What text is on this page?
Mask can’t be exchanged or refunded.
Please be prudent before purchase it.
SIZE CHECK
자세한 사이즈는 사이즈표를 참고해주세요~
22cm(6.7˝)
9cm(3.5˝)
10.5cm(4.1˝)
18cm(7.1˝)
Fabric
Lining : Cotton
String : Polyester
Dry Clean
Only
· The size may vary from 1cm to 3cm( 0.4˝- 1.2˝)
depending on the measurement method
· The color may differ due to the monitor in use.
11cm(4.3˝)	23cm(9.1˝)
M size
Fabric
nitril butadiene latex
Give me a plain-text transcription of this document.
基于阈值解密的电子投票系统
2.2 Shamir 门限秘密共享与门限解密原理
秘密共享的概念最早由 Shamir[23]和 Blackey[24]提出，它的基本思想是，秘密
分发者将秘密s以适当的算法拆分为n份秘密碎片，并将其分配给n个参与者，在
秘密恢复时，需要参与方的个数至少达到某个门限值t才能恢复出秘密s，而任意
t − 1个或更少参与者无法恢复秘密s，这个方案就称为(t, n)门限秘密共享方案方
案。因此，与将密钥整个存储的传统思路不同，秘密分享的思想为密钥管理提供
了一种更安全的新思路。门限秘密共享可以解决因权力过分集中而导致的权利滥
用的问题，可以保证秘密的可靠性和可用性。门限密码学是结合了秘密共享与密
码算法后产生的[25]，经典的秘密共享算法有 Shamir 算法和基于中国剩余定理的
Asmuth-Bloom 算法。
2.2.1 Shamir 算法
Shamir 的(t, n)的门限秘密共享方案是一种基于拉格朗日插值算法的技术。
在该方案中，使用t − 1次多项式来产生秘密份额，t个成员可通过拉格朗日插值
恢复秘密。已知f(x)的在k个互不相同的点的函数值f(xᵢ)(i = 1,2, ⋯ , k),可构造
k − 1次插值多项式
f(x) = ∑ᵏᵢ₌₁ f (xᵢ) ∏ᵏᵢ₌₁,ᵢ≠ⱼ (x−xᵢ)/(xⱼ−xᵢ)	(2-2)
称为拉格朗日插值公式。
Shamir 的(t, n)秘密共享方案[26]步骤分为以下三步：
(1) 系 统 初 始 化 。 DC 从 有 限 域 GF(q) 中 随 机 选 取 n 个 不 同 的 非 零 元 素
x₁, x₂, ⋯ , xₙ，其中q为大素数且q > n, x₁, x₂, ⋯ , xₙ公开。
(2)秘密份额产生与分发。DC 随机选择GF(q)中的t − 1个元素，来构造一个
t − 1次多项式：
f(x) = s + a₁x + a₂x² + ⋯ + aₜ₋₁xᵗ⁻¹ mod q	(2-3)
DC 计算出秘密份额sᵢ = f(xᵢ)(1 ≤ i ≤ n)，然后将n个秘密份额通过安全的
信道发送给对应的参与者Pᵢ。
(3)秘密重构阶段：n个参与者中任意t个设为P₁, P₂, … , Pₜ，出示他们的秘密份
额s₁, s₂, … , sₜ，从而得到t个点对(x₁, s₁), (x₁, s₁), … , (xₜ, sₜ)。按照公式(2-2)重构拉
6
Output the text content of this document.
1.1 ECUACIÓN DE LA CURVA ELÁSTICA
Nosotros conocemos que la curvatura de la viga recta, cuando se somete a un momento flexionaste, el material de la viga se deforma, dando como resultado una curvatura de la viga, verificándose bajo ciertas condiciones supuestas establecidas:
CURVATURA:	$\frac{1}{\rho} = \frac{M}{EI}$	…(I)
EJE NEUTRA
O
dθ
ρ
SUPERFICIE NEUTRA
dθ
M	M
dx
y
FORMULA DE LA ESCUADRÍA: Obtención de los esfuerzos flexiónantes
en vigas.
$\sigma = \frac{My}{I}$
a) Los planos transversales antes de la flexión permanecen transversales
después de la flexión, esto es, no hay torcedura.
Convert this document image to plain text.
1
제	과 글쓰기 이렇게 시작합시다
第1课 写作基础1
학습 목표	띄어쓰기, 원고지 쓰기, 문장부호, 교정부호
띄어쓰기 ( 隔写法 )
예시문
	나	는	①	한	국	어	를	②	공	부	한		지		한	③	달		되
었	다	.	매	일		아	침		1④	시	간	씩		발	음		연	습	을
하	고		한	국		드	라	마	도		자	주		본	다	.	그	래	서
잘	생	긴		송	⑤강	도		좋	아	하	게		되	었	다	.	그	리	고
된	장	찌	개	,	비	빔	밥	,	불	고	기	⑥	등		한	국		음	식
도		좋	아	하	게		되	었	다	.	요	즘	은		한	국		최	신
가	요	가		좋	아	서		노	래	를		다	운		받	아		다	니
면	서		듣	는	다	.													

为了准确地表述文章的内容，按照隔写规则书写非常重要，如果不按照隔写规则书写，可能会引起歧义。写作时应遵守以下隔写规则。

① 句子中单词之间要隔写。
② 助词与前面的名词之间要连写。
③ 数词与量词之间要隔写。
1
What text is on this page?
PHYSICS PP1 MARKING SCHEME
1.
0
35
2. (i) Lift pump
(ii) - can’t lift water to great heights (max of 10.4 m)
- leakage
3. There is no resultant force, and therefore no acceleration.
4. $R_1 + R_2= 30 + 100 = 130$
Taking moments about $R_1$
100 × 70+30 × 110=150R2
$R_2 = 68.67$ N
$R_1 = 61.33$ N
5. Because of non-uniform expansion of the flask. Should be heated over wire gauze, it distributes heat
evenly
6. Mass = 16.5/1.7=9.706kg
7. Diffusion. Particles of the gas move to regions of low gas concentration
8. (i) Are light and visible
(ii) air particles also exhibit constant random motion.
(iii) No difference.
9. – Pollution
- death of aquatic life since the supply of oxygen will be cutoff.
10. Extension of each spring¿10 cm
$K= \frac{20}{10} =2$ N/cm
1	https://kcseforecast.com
__________
Give the listing again, word for word.

What text is on this page?
Mask can’t be exchanged or refunded.
Please be prudent before purchase it.
SIZE CHECK
자세한 사이즈는 사이즈표를 참고해주세요~
22cm(6.7˝)
9cm(3.5˝)
10.5cm(4.1˝)
18cm(7.1˝)
Fabric
Lining : Cotton
String : Polyester
Dry Clean
Only
· The size may vary from 1cm to 3cm( 0.4˝- 1.2˝)
depending on the measurement method
· The color may differ due to the monitor in use.
11cm(4.3˝)	23cm(9.1˝)
M size
Fabric
nitril butadiene latex
Give me a plain-text transcription of this document.
基于阈值解密的电子投票系统
2.2 Shamir 门限秘密共享与门限解密原理
秘密共享的概念最早由 Shamir[23]和 Blackey[24]提出，它的基本思想是，秘密
分发者将秘密s以适当的算法拆分为n份秘密碎片，并将其分配给n个参与者，在
秘密恢复时，需要参与方的个数至少达到某个门限值t才能恢复出秘密s，而任意
t − 1个或更少参与者无法恢复秘密s，这个方案就称为(t, n)门限秘密共享方案方
案。因此，与将密钥整个存储的传统思路不同，秘密分享的思想为密钥管理提供
了一种更安全的新思路。门限秘密共享可以解决因权力过分集中而导致的权利滥
用的问题，可以保证秘密的可靠性和可用性。门限密码学是结合了秘密共享与密
码算法后产生的[25]，经典的秘密共享算法有 Shamir 算法和基于中国剩余定理的
Asmuth-Bloom 算法。
2.2.1 Shamir 算法
Shamir 的(t, n)的门限秘密共享方案是一种基于拉格朗日插值算法的技术。
在该方案中，使用t − 1次多项式来产生秘密份额，t个成员可通过拉格朗日插值
恢复秘密。已知f(x)的在k个互不相同的点的函数值f(xᵢ)(i = 1,2, ⋯ , k),可构造
k − 1次插值多项式
f(x) = ∑ᵏᵢ₌₁ f (xᵢ) ∏ᵏᵢ₌₁,ᵢ≠ⱼ (x−xᵢ)/(xⱼ−xᵢ)	(2-2)
称为拉格朗日插值公式。
Shamir 的(t, n)秘密共享方案[26]步骤分为以下三步：
(1) 系 统 初 始 化 。 DC 从 有 限 域 GF(q) 中 随 机 选 取 n 个 不 同 的 非 零 元 素
x₁, x₂, ⋯ , xₙ，其中q为大素数且q > n, x₁, x₂, ⋯ , xₙ公开。
(2)秘密份额产生与分发。DC 随机选择GF(q)中的t − 1个元素，来构造一个
t − 1次多项式：
f(x) = s + a₁x + a₂x² + ⋯ + aₜ₋₁xᵗ⁻¹ mod q	(2-3)
DC 计算出秘密份额sᵢ = f(xᵢ)(1 ≤ i ≤ n)，然后将n个秘密份额通过安全的
信道发送给对应的参与者Pᵢ。
(3)秘密重构阶段：n个参与者中任意t个设为P₁, P₂, … , Pₜ，出示他们的秘密份
额s₁, s₂, … , sₜ，从而得到t个点对(x₁, s₁), (x₁, s₁), … , (xₜ, sₜ)。按照公式(2-2)重构拉
6
Output the text content of this document.
1.1 ECUACIÓN DE LA CURVA ELÁSTICA
Nosotros conocemos que la curvatura de la viga recta, cuando se somete a un momento flexionaste, el material de la viga se deforma, dando como resultado una curvatura de la viga, verificándose bajo ciertas condiciones supuestas establecidas:
CURVATURA:	$\frac{1}{\rho} = \frac{M}{EI}$	…(I)
EJE NEUTRA
O
dθ
ρ
SUPERFICIE NEUTRA
dθ
M	M
dx
y
FORMULA DE LA ESCUADRÍA: Obtención de los esfuerzos flexiónantes
en vigas.
$\sigma = \frac{My}{I}$
a) Los planos transversales antes de la flexión permanecen transversales
después de la flexión, esto es, no hay torcedura.
Convert this document image to plain text.
1
제	과 글쓰기 이렇게 시작합시다
第1课 写作基础1
학습 목표	띄어쓰기, 원고지 쓰기, 문장부호, 교정부호
띄어쓰기 ( 隔写法 )
예시문
	나	는	①	한	국	어	를	②	공	부	한		지		한	③	달		되
었	다	.	매	일		아	침		1④	시	간	씩		발	음		연	습	을
하	고		한	국		드	라	마	도		자	주		본	다	.	그	래	서
잘	생	긴		송	⑤강	도		좋	아	하	게		되	었	다	.	그	리	고
된	장	찌	개	,	비	빔	밥	,	불	고	기	⑥	등		한	국		음	식
도		좋	아	하	게		되	었	다	.	요	즘	은		한	국		최	신
가	요	가		좋	아	서		노	래	를		다	운		받	아		다	니
면	서		듣	는	다	.													

为了准确地表述文章的内容，按照隔写规则书写非常重要，如果不按照隔写规则书写，可能会引起歧义。写作时应遵守以下隔写规则。

① 句子中单词之间要隔写。
② 助词与前面的名词之间要连写。
③ 数词与量词之间要隔写。
1
What text is on this page?
PHYSICS PP1 MARKING SCHEME
1.
0
35
2. (i) Lift pump
(ii) - can’t lift water to great heights (max of 10.4 m)
- leakage
3. There is no resultant force, and therefore no acceleration.
4. $R_1 + R_2= 30 + 100 = 130$
Taking moments about $R_1$
100 × 70+30 × 110=150R2
$R_2 = 68.67$ N
$R_1 = 61.33$ N
5. Because of non-uniform expansion of the flask. Should be heated over wire gauze, it distributes heat
evenly
6. Mass = 16.5/1.7=9.706kg
7. Diffusion. Particles of the gas move to regions of low gas concentration
8. (i) Are light and visible
(ii) air particles also exhibit constant random motion.
(iii) No difference.
9. – Pollution
- death of aquatic life since the supply of oxygen will be cutoff.
10. Extension of each spring¿10 cm
$K= \frac{20}{10} =2$ N/cm
1	https://kcseforecast.com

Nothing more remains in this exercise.